**Extracted records:**

===

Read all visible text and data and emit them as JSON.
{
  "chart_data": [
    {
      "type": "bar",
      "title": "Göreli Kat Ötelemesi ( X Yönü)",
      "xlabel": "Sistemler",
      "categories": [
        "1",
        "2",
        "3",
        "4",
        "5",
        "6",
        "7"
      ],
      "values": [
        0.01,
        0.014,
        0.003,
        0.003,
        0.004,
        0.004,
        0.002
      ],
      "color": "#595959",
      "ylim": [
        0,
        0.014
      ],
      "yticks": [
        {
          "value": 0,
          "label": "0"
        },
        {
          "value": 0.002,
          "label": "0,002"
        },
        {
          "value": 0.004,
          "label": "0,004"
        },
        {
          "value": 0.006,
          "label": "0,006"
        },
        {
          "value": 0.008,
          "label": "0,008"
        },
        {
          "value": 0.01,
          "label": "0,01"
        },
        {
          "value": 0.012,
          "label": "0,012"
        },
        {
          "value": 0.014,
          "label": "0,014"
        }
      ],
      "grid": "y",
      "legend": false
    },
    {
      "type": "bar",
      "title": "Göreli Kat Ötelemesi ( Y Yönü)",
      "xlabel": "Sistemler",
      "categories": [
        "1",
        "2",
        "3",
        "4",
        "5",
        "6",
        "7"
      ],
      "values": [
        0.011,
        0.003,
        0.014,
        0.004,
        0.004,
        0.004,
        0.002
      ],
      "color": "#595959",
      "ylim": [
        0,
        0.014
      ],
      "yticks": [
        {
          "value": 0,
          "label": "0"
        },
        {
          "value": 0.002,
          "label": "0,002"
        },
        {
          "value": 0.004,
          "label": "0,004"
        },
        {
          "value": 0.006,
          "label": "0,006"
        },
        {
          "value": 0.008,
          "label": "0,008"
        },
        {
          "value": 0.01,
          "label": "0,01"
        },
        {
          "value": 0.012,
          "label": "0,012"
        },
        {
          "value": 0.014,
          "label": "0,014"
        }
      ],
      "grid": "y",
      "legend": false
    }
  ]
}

===

**What you are asked to do:**
Reproduce all data above, unchanged.

**Output:**
Read all visible text and data and emit them as JSON.
{
  "chart_data": [
    {
      "type": "bar",
      "title": "Göreli Kat Ötelemesi ( X Yönü)",
      "xlabel": "Sistemler",
      "categories": [
        "1",
        "2",
        "3",
        "4",
        "5",
        "6",
        "7"
      ],
      "values": [
        0.01,
        0.014,
        0.003,
        0.003,
        0.004,
        0.004,
        0.002
      ],
      "color": "#595959",
      "ylim": [
        0,
        0.014
      ],
      "yticks": [
        {
          "value": 0,
          "label": "0"
        },
        {
          "value": 0.002,
          "label": "0,002"
        },
        {
          "value": 0.004,
          "label": "0,004"
        },
        {
          "value": 0.006,
          "label": "0,006"
        },
        {
          "value": 0.008,
          "label": "0,008"
        },
        {
          "value": 0.01,
          "label": "0,01"
        },
        {
          "value": 0.012,
          "label": "0,012"
        },
        {
          "value": 0.014,
          "label": "0,014"
        }
      ],
      "grid": "y",
      "legend": false
    },
    {
      "type": "bar",
      "title": "Göreli Kat Ötelemesi ( Y Yönü)",
      "xlabel": "Sistemler",
      "categories": [
        "1",
        "2",
        "3",
        "4",
        "5",
        "6",
        "7"
      ],
      "values": [
        0.011,
        0.003,
        0.014,
        0.004,
        0.004,
        0.004,
        0.002
      ],
      "color": "#595959",
      "ylim": [
        0,
        0.014
      ],
      "yticks": [
        {
          "value": 0,
          "label": "0"
        },
        {
          "value": 0.002,
          "label": "0,002"
        },
        {
          "value": 0.004,
          "label": "0,004"
        },
        {
          "value": 0.006,
          "label": "0,006"
        },
        {
          "value": 0.008,
          "label": "0,008"
        },
        {
          "value": 0.01,
          "label": "0,01"
        },
        {
          "value": 0.012,
          "label": "0,012"
        },
        {
          "value": 0.014,
          "label": "0,014"
        }
      ],
      "grid": "y",
      "legend": false
    }
  ]
}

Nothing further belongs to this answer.